#### PROVIDED DATA ####
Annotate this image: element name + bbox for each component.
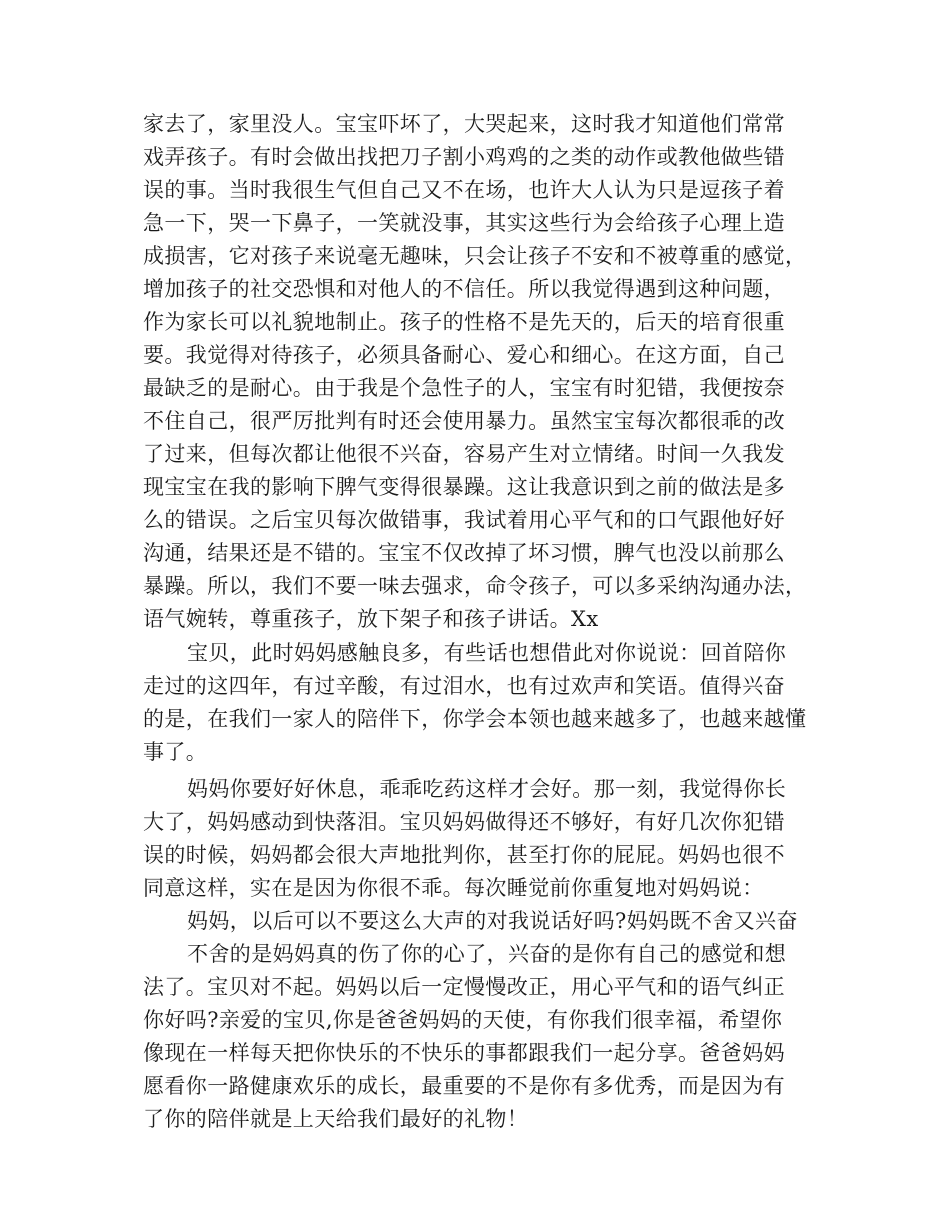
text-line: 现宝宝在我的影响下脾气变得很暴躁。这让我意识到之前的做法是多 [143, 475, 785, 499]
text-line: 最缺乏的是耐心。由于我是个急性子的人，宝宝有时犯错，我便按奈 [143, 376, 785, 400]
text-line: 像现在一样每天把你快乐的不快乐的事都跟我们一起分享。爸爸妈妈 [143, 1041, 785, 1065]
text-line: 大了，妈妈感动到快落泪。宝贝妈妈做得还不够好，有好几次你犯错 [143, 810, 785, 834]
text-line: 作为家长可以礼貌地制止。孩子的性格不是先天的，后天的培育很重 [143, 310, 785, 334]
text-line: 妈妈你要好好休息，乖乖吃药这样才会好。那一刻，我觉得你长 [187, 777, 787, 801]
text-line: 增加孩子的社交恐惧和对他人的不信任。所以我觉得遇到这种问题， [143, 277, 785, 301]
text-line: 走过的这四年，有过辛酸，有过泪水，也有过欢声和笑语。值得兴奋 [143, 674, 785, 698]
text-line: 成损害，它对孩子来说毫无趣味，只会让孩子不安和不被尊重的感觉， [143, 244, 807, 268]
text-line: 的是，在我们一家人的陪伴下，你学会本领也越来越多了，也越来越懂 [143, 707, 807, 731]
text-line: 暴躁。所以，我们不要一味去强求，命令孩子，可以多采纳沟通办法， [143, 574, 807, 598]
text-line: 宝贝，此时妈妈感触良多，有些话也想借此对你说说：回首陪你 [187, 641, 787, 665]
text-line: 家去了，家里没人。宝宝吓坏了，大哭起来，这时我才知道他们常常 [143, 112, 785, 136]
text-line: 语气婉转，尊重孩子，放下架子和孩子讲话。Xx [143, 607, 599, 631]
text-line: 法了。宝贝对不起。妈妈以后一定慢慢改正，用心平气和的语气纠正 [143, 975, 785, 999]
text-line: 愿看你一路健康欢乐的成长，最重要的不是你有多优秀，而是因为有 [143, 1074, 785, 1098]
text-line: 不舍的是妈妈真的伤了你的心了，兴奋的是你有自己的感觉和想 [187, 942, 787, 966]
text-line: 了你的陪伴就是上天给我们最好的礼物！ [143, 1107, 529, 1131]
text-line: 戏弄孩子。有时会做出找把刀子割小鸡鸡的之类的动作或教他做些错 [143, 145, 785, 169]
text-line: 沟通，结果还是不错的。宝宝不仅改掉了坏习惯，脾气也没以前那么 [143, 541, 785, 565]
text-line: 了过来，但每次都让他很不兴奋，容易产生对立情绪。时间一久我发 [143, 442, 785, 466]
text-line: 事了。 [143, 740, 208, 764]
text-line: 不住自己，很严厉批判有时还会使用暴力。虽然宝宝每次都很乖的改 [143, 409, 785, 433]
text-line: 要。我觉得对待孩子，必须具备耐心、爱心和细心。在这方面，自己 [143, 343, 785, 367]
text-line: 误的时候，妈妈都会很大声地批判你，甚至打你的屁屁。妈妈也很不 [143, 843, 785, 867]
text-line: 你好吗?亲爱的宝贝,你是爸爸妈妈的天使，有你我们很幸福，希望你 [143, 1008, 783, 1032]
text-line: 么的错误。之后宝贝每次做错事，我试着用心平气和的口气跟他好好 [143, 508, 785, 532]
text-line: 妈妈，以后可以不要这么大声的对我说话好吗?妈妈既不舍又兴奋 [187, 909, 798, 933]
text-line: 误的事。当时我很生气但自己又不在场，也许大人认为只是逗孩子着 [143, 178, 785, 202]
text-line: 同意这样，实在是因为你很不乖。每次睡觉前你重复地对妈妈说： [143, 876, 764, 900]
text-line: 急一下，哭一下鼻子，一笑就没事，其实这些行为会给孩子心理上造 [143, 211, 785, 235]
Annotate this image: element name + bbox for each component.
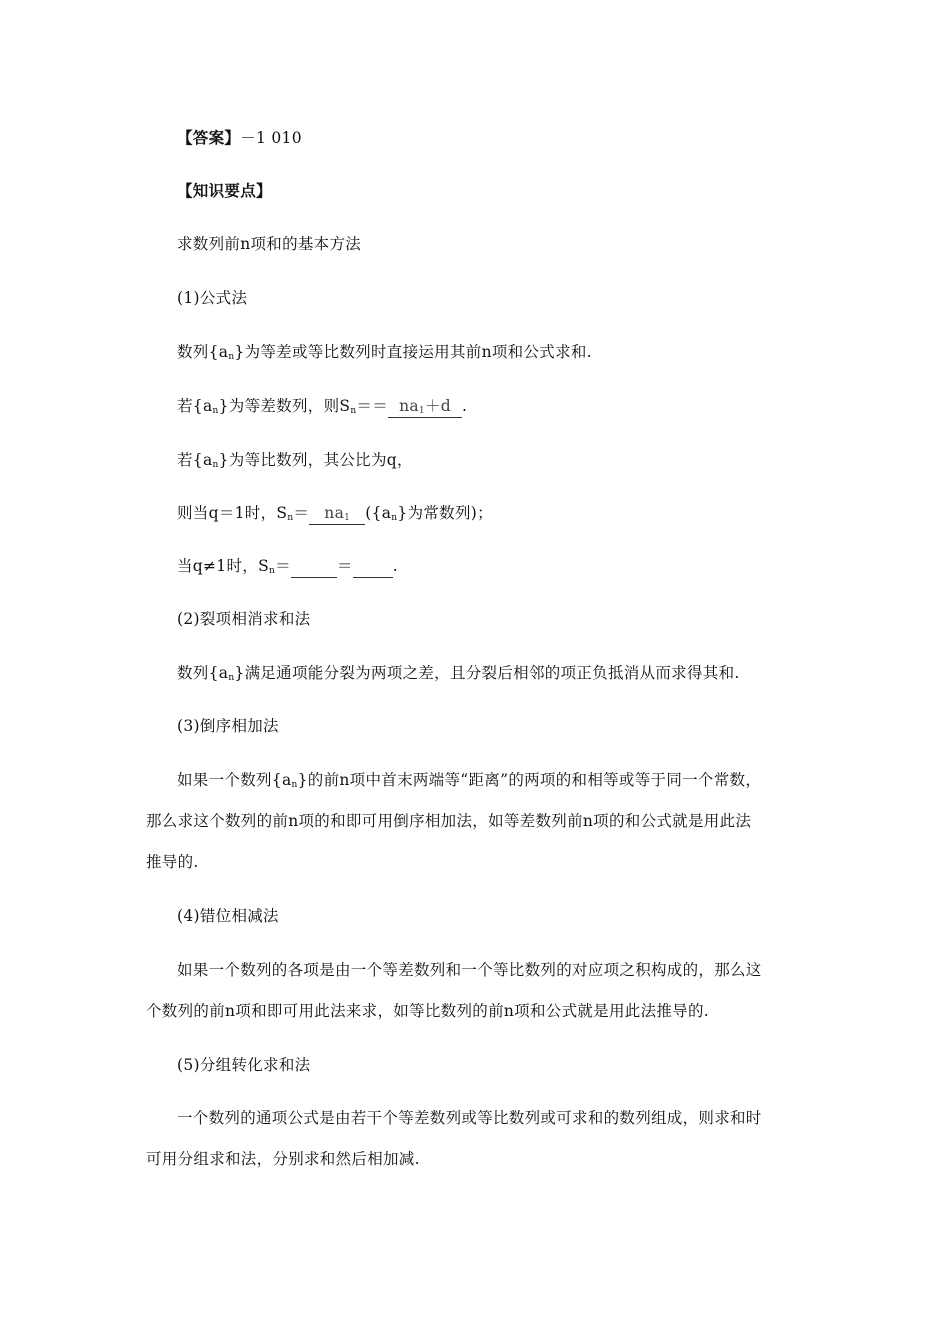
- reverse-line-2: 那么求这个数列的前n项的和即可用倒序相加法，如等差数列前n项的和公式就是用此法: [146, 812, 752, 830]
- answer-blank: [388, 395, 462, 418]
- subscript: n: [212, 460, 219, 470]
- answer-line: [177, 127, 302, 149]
####
**WHAT TO WORK ON:**
Could you lay out every line of the items above as a Markdown table with the columns "No." and "Text", numbering each row? Leave out blank lines and the pictures.

**THE OUTPUT:**
| No. | Text |
|---|---|
| 1 | Annotate this image: element name + bbox for each component. |
| 2 | text-line: 现宝宝在我的影响下脾气变得很暴躁。这让我意识到之前的做法是多 [143, 475, 785, 499] |
| 3 | text-line: 最缺乏的是耐心。由于我是个急性子的人，宝宝有时犯错，我便按奈 [143, 376, 785, 400] |
| 4 | text-line: 像现在一样每天把你快乐的不快乐的事都跟我们一起分享。爸爸妈妈 [143, 1041, 785, 1065] |
| 5 | text-line: 大了，妈妈感动到快落泪。宝贝妈妈做得还不够好，有好几次你犯错 [143, 810, 785, 834] |
| 6 | text-line: 作为家长可以礼貌地制止。孩子的性格不是先天的，后天的培育很重 [143, 310, 785, 334] |
| 7 | text-line: 妈妈你要好好休息，乖乖吃药这样才会好。那一刻，我觉得你长 [187, 777, 787, 801] |
| 8 | text-line: 增加孩子的社交恐惧和对他人的不信任。所以我觉得遇到这种问题， [143, 277, 785, 301] |
| 9 | text-line: 走过的这四年，有过辛酸，有过泪水，也有过欢声和笑语。值得兴奋 [143, 674, 785, 698] |
| 10 | text-line: 成损害，它对孩子来说毫无趣味，只会让孩子不安和不被尊重的感觉， [143, 244, 807, 268] |
| 11 | text-line: 的是，在我们一家人的陪伴下，你学会本领也越来越多了，也越来越懂 [143, 707, 807, 731] |
| 12 | text-line: 暴躁。所以，我们不要一味去强求，命令孩子，可以多采纳沟通办法， [143, 574, 807, 598] |
| 13 | text-line: 宝贝，此时妈妈感触良多，有些话也想借此对你说说：回首陪你 [187, 641, 787, 665] |
| 14 | text-line: 家去了，家里没人。宝宝吓坏了，大哭起来，这时我才知道他们常常 [143, 112, 785, 136] |
| 15 | text-line: 语气婉转，尊重孩子，放下架子和孩子讲话。Xx [143, 607, 599, 631] |
| 16 | text-line: 法了。宝贝对不起。妈妈以后一定慢慢改正，用心平气和的语气纠正 [143, 975, 785, 999] |
| 17 | text-line: 愿看你一路健康欢乐的成长，最重要的不是你有多优秀，而是因为有 [143, 1074, 785, 1098] |
| 18 | text-line: 不舍的是妈妈真的伤了你的心了，兴奋的是你有自己的感觉和想 [187, 942, 787, 966] |
| 19 | text-line: 了你的陪伴就是上天给我们最好的礼物！ [143, 1107, 529, 1131] |
| 20 | text-line: 戏弄孩子。有时会做出找把刀子割小鸡鸡的之类的动作或教他做些错 [143, 145, 785, 169] |
| 21 | text-line: 沟通，结果还是不错的。宝宝不仅改掉了坏习惯，脾气也没以前那么 [143, 541, 785, 565] |
| 22 | text-line: 了过来，但每次都让他很不兴奋，容易产生对立情绪。时间一久我发 [143, 442, 785, 466] |
| 23 | text-line: 事了。 [143, 740, 208, 764] |
| 24 | text-line: 不住自己，很严厉批判有时还会使用暴力。虽然宝宝每次都很乖的改 [143, 409, 785, 433] |
| 25 | text-line: 要。我觉得对待孩子，必须具备耐心、爱心和细心。在这方面，自己 [143, 343, 785, 367] |
| 26 | text-line: 误的时候，妈妈都会很大声地批判你，甚至打你的屁屁。妈妈也很不 [143, 843, 785, 867] |
| 27 | text-line: 你好吗?亲爱的宝贝,你是爸爸妈妈的天使，有你我们很幸福，希望你 [143, 1008, 783, 1032] |
| 28 | text-line: 么的错误。之后宝贝每次做错事，我试着用心平气和的口气跟他好好 [143, 508, 785, 532] |
| 29 | text-line: 妈妈，以后可以不要这么大声的对我说话好吗?妈妈既不舍又兴奋 [187, 909, 798, 933] |
| 30 | text-line: 误的事。当时我很生气但自己又不在场，也许大人认为只是逗孩子着 [143, 178, 785, 202] |
| 31 | text-line: 同意这样，实在是因为你很不乖。每次睡觉前你重复地对妈妈说： [143, 876, 764, 900] |
| 32 | text-line: 急一下，哭一下鼻子，一笑就没事，其实这些行为会给孩子心理上造 [143, 211, 785, 235] |
| 33 | Annotate this image: element name + bbox for each component. |
| 34 | - reverse-line-2: 那么求这个数列的前n项的和即可用倒序相加法，如等差数列前n项的和公式就是用此法: [146, 812, 752, 830] |
| 35 | - answer-blank: [388, 395, 462, 418] |
| 36 | - subscript: n: [212, 460, 219, 470] |
| 37 | - answer-line: [177, 127, 302, 149] |